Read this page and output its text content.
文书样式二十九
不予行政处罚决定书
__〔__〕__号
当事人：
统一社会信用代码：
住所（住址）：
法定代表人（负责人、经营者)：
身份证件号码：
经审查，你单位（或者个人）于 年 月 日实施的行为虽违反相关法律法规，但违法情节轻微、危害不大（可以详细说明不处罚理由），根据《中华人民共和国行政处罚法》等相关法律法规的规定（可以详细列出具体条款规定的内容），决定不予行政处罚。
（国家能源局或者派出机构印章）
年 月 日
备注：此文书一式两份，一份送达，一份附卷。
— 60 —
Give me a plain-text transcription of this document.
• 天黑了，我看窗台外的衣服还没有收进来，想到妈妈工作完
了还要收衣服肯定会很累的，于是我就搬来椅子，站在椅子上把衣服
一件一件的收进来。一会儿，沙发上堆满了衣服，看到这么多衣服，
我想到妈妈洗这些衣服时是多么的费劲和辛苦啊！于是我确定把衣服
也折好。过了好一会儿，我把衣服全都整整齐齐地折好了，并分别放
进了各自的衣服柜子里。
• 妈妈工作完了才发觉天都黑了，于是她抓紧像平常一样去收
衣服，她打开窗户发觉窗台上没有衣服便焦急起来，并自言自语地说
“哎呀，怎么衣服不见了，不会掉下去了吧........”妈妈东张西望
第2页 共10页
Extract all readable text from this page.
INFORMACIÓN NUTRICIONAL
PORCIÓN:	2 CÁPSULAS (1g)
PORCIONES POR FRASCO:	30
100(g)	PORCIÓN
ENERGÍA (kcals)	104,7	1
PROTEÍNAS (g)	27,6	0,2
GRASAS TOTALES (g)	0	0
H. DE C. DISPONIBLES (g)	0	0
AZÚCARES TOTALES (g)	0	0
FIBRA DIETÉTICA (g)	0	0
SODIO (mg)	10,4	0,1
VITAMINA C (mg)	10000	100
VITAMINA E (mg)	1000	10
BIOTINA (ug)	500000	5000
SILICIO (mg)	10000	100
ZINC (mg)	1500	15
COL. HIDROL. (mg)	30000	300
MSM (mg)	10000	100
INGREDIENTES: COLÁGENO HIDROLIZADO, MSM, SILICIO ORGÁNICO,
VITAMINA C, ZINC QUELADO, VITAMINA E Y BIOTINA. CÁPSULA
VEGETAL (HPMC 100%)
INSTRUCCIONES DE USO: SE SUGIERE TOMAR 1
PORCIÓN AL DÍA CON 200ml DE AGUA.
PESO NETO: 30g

******************************

#### TASK GOAL
From the listing, copy each line containing the word "SILICIO".

#### SOLUTION
SILICIO (mg)	10000	100
INGREDIENTES: COLÁGENO HIDROLIZADO, MSM, SILICIO ORGÁNICO,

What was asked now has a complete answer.